What to work on: List each line of the data that holds the string "color".

Given data:

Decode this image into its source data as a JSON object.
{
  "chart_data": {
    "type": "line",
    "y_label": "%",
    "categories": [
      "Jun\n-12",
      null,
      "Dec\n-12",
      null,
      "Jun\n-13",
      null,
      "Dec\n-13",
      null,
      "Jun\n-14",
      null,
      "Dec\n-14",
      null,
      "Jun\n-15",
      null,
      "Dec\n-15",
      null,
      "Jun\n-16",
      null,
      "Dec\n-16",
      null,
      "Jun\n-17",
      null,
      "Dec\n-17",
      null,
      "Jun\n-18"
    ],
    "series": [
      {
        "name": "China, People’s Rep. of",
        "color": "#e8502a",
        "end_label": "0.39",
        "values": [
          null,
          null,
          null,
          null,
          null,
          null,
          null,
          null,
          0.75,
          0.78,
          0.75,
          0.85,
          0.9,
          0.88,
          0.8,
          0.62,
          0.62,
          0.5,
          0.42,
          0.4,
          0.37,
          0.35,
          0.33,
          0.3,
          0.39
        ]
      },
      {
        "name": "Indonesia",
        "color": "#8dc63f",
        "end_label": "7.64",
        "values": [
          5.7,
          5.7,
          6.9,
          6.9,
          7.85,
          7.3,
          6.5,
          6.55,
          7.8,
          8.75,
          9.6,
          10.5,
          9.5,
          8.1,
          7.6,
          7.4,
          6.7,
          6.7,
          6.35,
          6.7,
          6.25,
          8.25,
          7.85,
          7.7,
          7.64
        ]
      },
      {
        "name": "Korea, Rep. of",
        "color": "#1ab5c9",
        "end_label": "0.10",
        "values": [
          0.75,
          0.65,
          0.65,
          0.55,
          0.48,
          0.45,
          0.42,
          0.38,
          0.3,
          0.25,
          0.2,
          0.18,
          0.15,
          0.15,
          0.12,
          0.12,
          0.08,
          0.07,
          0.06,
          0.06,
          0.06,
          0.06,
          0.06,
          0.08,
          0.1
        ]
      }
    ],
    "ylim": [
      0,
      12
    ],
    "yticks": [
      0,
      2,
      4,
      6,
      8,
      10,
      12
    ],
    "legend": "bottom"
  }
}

Answer to the exercise:
        "color": "#e8502a",
        "color": "#8dc63f",
        "color": "#1ab5c9",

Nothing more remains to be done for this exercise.